The problem: Render every line of the listing as a Markdown table with the columns "No." and "Entry," numbering the rows in order and omitting any blank lines.
>> begin Exercise input
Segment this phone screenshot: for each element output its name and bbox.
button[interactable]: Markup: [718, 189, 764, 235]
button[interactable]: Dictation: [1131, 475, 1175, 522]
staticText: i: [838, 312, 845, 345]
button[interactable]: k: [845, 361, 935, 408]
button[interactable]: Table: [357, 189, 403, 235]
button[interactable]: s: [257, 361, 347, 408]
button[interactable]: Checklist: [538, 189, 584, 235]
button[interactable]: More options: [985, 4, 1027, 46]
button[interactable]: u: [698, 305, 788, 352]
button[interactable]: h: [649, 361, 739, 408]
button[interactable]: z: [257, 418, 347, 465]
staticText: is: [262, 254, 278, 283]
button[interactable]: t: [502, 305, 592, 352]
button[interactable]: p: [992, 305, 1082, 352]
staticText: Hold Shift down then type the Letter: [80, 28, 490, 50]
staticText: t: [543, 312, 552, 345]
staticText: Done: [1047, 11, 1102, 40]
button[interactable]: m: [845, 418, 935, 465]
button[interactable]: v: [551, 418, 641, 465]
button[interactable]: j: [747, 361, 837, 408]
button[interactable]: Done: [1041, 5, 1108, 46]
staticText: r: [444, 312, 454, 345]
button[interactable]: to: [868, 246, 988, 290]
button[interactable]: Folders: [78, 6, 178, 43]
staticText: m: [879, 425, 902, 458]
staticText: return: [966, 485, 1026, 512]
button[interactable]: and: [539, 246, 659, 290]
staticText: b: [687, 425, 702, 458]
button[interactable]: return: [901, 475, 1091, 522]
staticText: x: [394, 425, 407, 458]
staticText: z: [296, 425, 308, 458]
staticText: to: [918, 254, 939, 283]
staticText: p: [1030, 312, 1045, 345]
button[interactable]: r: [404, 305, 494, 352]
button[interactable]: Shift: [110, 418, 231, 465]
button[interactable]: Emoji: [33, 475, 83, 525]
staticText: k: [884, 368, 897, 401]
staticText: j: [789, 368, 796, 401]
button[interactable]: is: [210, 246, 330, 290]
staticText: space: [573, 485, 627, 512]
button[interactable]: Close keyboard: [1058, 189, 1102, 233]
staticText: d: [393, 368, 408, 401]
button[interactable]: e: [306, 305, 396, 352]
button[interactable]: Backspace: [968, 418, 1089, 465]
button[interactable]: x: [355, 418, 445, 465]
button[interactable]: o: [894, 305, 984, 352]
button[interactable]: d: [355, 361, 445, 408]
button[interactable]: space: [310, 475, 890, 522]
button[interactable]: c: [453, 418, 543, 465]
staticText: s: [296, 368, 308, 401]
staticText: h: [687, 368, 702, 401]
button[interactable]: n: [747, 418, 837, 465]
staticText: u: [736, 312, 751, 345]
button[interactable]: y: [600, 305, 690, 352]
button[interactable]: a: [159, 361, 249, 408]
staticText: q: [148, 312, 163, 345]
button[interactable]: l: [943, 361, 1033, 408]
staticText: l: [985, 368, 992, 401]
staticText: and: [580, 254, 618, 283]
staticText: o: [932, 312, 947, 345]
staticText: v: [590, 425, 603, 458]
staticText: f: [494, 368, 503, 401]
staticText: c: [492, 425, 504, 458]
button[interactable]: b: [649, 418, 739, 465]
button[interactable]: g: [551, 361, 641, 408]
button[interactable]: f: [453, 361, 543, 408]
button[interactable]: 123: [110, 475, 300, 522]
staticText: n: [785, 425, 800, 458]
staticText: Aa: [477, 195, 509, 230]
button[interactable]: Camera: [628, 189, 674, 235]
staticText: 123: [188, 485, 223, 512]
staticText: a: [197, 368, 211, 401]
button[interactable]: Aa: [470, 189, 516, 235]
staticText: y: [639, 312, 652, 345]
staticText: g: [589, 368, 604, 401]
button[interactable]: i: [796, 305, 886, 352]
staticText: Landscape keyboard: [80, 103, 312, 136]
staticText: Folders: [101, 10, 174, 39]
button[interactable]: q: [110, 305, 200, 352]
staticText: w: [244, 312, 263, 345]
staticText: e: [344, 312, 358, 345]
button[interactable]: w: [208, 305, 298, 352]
>> end Exercise input
Result below:
| No. | Entry |
|---|---|
| 1 | Segment this phone screenshot: for each element output its name and bbox. |
| 2 | button[interactable]: Markup: [718, 189, 764, 235] |
| 3 | button[interactable]: Dictation: [1131, 475, 1175, 522] |
| 4 | staticText: i: [838, 312, 845, 345] |
| 5 | button[interactable]: k: [845, 361, 935, 408] |
| 6 | button[interactable]: Table: [357, 189, 403, 235] |
| 7 | button[interactable]: s: [257, 361, 347, 408] |
| 8 | button[interactable]: Checklist: [538, 189, 584, 235] |
| 9 | button[interactable]: More options: [985, 4, 1027, 46] |
| 10 | button[interactable]: u: [698, 305, 788, 352] |
| 11 | button[interactable]: h: [649, 361, 739, 408] |
| 12 | button[interactable]: z: [257, 418, 347, 465] |
| 13 | staticText: is: [262, 254, 278, 283] |
| 14 | button[interactable]: t: [502, 305, 592, 352] |
| 15 | button[interactable]: p: [992, 305, 1082, 352] |
| 16 | staticText: Hold Shift down then type the Letter: [80, 28, 490, 50] |
| 17 | staticText: t: [543, 312, 552, 345] |
| 18 | staticText: Done: [1047, 11, 1102, 40] |
| 19 | button[interactable]: m: [845, 418, 935, 465] |
| 20 | button[interactable]: v: [551, 418, 641, 465] |
| 21 | button[interactable]: j: [747, 361, 837, 408] |
| 22 | button[interactable]: Done: [1041, 5, 1108, 46] |
| 23 | staticText: r: [444, 312, 454, 345] |
| 24 | button[interactable]: to: [868, 246, 988, 290] |
| 25 | button[interactable]: Folders: [78, 6, 178, 43] |
| 26 | staticText: m: [879, 425, 902, 458] |
| 27 | staticText: return: [966, 485, 1026, 512] |
| 28 | button[interactable]: and: [539, 246, 659, 290] |
| 29 | staticText: b: [687, 425, 702, 458] |
| 30 | button[interactable]: return: [901, 475, 1091, 522] |
| 31 | staticText: x: [394, 425, 407, 458] |
| 32 | staticText: z: [296, 425, 308, 458] |
| 33 | staticText: to: [918, 254, 939, 283] |
| 34 | staticText: p: [1030, 312, 1045, 345] |
| 35 | button[interactable]: r: [404, 305, 494, 352] |
| 36 | button[interactable]: Shift: [110, 418, 231, 465] |
| 37 | button[interactable]: Emoji: [33, 475, 83, 525] |
| 38 | staticText: k: [884, 368, 897, 401] |
| 39 | staticText: j: [789, 368, 796, 401] |
| 40 | button[interactable]: is: [210, 246, 330, 290] |
| 41 | staticText: space: [573, 485, 627, 512] |
| 42 | button[interactable]: Close keyboard: [1058, 189, 1102, 233] |
| 43 | staticText: d: [393, 368, 408, 401] |
| 44 | button[interactable]: e: [306, 305, 396, 352] |
| 45 | button[interactable]: Backspace: [968, 418, 1089, 465] |
| 46 | button[interactable]: x: [355, 418, 445, 465] |
| 47 | button[interactable]: o: [894, 305, 984, 352] |
| 48 | button[interactable]: d: [355, 361, 445, 408] |
| 49 | button[interactable]: space: [310, 475, 890, 522] |
| 50 | button[interactable]: c: [453, 418, 543, 465] |
| 51 | staticText: s: [296, 368, 308, 401] |
| 52 | staticText: h: [687, 368, 702, 401] |
| 53 | button[interactable]: n: [747, 418, 837, 465] |
| 54 | staticText: u: [736, 312, 751, 345] |
| 55 | button[interactable]: y: [600, 305, 690, 352] |
| 56 | button[interactable]: a: [159, 361, 249, 408] |
| 57 | staticText: q: [148, 312, 163, 345] |
| 58 | button[interactable]: l: [943, 361, 1033, 408] |
| 59 | staticText: l: [985, 368, 992, 401] |
| 60 | staticText: and: [580, 254, 618, 283] |
| 61 | staticText: o: [932, 312, 947, 345] |
| 62 | staticText: v: [590, 425, 603, 458] |
| 63 | staticText: f: [494, 368, 503, 401] |
| 64 | staticText: c: [492, 425, 504, 458] |
| 65 | button[interactable]: b: [649, 418, 739, 465] |
| 66 | button[interactable]: g: [551, 361, 641, 408] |
| 67 | button[interactable]: f: [453, 361, 543, 408] |
| 68 | button[interactable]: 123: [110, 475, 300, 522] |
| 69 | staticText: n: [785, 425, 800, 458] |
| 70 | staticText: Aa: [477, 195, 509, 230] |
| 71 | button[interactable]: Camera: [628, 189, 674, 235] |
| 72 | staticText: 123: [188, 485, 223, 512] |
| 73 | staticText: a: [197, 368, 211, 401] |
| 74 | button[interactable]: Aa: [470, 189, 516, 235] |
| 75 | staticText: y: [639, 312, 652, 345] |
| 76 | staticText: g: [589, 368, 604, 401] |
| 77 | button[interactable]: i: [796, 305, 886, 352] |
| 78 | staticText: Landscape keyboard: [80, 103, 312, 136] |
| 79 | staticText: Folders: [101, 10, 174, 39] |
| 80 | button[interactable]: q: [110, 305, 200, 352] |
| 81 | staticText: w: [244, 312, 263, 345] |
| 82 | staticText: e: [344, 312, 358, 345] |
| 83 | button[interactable]: w: [208, 305, 298, 352] |